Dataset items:
* start *

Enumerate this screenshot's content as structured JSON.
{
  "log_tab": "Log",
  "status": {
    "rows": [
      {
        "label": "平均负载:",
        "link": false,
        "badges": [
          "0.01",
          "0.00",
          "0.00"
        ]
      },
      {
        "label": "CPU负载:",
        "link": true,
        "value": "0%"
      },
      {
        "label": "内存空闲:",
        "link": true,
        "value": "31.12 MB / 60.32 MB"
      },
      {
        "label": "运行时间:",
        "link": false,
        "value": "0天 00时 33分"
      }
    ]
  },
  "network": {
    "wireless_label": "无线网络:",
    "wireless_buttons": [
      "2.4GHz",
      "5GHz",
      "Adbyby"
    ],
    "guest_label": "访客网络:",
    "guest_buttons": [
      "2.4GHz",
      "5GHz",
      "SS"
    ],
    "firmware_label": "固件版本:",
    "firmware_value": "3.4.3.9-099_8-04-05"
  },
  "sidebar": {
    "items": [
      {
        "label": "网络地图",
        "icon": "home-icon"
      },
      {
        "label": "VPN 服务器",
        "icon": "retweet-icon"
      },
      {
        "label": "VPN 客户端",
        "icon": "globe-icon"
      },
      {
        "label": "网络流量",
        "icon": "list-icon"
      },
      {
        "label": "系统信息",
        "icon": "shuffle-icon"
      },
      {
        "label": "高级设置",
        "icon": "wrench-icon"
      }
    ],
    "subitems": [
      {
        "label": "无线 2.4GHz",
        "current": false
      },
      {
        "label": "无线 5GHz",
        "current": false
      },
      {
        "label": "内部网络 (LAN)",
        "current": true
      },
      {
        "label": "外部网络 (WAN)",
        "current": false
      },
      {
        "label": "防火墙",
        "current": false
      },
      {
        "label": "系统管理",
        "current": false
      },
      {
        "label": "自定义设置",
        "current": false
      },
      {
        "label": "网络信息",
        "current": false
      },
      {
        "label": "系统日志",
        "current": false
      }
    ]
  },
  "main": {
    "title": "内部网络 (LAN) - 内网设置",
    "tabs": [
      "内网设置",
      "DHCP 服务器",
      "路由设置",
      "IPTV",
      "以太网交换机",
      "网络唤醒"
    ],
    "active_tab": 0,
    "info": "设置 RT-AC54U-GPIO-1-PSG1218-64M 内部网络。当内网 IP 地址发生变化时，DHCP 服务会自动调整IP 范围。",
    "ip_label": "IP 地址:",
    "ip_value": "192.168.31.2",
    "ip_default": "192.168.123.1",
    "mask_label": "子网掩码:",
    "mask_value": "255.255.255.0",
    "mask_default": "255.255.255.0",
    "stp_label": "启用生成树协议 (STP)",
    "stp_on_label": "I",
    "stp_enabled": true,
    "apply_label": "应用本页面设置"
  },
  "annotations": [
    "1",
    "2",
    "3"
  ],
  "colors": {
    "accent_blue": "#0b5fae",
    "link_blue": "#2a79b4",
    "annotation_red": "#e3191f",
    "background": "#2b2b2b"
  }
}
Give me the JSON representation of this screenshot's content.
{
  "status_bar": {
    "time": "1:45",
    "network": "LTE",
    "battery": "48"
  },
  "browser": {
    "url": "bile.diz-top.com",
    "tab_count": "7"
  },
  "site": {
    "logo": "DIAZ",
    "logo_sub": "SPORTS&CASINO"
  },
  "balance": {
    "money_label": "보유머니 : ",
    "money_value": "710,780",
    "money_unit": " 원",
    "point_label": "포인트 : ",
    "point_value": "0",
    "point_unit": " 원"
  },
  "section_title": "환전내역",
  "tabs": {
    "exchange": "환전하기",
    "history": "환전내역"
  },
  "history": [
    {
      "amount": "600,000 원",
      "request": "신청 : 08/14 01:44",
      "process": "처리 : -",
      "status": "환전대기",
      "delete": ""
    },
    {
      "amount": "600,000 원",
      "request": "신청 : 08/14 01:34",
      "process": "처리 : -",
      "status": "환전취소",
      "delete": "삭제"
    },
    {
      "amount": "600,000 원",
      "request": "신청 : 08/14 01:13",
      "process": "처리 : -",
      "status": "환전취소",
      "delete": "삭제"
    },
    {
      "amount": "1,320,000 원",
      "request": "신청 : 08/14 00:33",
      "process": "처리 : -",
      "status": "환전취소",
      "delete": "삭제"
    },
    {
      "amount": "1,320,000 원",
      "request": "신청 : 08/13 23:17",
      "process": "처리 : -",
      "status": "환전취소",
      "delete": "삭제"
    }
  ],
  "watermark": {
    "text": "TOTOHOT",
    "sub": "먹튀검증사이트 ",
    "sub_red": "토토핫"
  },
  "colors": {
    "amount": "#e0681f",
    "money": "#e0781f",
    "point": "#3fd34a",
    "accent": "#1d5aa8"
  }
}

* end *

Pick out each line containing "request" and report it.

      "request": "신청 : 08/14 01:44",
      "request": "신청 : 08/14 01:34",
      "request": "신청 : 08/14 01:13",
      "request": "신청 : 08/14 00:33",
      "request": "신청 : 08/13 23:17",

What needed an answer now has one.